##### EXTRACTED ENTRIES

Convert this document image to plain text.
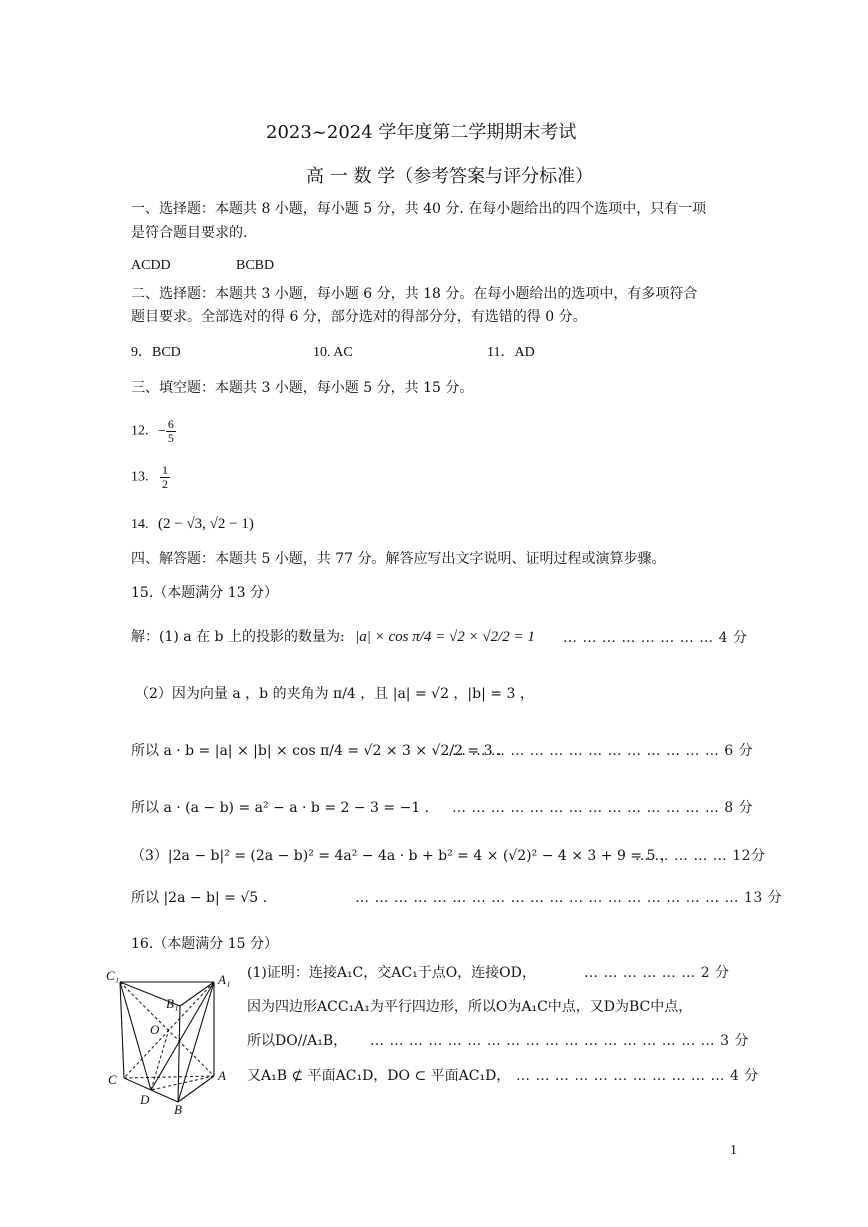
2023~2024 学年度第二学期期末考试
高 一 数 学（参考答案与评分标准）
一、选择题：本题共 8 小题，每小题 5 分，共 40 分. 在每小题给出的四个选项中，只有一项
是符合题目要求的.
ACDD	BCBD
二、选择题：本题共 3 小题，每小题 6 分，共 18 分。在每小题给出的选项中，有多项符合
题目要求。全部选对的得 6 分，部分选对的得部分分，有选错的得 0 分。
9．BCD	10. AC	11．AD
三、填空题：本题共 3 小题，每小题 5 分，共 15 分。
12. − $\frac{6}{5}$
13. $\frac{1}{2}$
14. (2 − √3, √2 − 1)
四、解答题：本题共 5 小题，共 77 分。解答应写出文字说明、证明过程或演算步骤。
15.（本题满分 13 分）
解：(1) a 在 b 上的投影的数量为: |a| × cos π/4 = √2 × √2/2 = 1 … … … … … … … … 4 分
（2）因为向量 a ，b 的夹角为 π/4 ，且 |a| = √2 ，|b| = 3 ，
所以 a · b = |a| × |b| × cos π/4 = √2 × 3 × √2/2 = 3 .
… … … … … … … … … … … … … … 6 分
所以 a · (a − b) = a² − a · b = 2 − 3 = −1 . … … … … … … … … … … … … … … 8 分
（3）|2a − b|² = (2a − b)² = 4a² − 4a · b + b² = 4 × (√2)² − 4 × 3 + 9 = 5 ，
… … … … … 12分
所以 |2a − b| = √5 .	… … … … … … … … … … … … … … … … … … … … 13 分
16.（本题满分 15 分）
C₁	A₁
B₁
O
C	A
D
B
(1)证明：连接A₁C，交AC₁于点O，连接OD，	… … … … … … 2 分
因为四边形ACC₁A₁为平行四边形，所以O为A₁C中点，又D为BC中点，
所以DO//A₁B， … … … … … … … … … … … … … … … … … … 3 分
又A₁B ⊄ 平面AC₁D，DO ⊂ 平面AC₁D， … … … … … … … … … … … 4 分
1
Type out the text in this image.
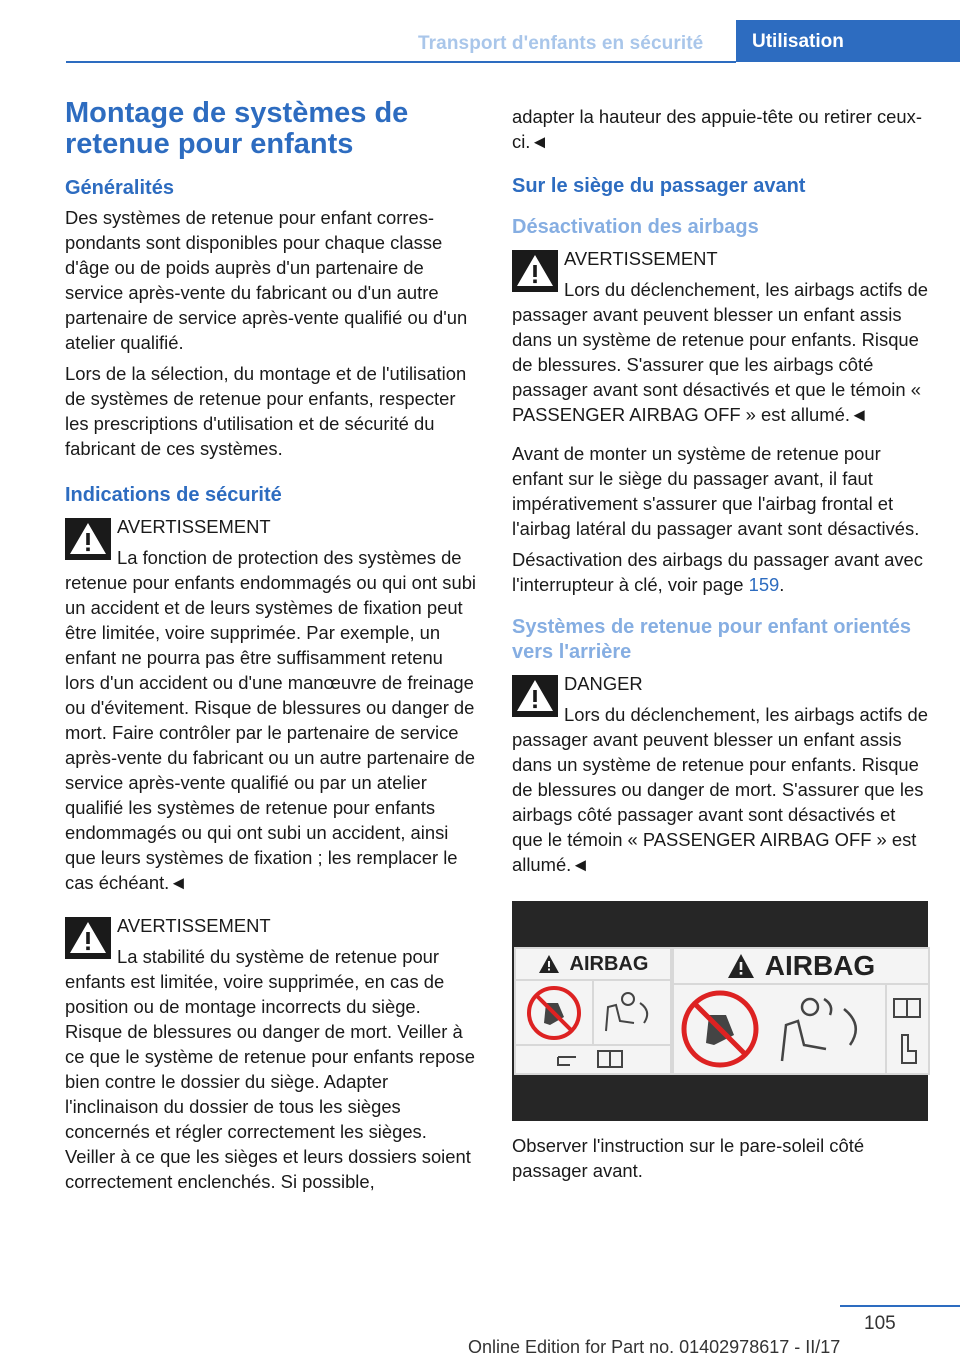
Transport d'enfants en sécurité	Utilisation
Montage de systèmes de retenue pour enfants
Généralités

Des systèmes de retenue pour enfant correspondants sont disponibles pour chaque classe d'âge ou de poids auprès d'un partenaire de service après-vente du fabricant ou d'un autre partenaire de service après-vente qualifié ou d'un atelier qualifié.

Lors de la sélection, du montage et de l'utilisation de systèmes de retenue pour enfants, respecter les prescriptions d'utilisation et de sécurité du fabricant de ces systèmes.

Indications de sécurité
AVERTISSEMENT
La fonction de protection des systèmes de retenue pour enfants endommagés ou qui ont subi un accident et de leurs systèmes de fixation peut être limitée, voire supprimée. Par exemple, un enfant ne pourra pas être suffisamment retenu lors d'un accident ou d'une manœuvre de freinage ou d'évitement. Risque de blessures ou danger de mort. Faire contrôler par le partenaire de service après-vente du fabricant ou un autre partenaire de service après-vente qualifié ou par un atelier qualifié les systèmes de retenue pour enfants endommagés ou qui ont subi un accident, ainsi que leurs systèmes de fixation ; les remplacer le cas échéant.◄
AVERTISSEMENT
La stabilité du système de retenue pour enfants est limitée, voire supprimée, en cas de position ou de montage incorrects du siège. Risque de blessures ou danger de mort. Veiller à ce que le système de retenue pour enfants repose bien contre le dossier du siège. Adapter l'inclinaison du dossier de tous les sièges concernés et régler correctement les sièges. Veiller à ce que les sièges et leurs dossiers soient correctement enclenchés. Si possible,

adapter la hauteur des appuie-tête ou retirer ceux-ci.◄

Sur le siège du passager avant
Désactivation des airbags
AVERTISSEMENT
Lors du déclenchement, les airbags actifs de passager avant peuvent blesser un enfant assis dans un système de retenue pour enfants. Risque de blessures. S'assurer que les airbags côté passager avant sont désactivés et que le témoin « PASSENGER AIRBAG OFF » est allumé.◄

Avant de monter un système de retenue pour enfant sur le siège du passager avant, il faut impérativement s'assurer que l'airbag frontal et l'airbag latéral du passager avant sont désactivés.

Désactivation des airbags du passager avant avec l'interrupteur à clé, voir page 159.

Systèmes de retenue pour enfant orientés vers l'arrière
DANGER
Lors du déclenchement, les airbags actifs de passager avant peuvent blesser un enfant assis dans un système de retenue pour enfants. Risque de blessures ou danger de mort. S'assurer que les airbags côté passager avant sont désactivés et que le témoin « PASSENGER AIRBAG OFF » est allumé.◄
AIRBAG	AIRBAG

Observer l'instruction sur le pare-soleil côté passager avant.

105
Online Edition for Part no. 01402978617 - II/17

##########

▶ TASK TO CARRY OUT:
Check each line of the records for the word "autre" and extract those that contain it.

▶ CORRECT OUTPUT:
Des systèmes de retenue pour enfant correspondants sont disponibles pour chaque classe d'âge ou de poids auprès d'un partenaire de service après-vente du fabricant ou d'un autre partenaire de service après-vente qualifié ou d'un atelier qualifié.
La fonction de protection des systèmes de retenue pour enfants endommagés ou qui ont subi un accident et de leurs systèmes de fixation peut être limitée, voire supprimée. Par exemple, un enfant ne pourra pas être suffisamment retenu lors d'un accident ou d'une manœuvre de freinage ou d'évitement. Risque de blessures ou danger de mort. Faire contrôler par le partenaire de service après-vente du fabricant ou un autre partenaire de service après-vente qualifié ou par un atelier qualifié les systèmes de retenue pour enfants endommagés ou qui ont subi un accident, ainsi que leurs systèmes de fixation ; les remplacer le cas échéant.◄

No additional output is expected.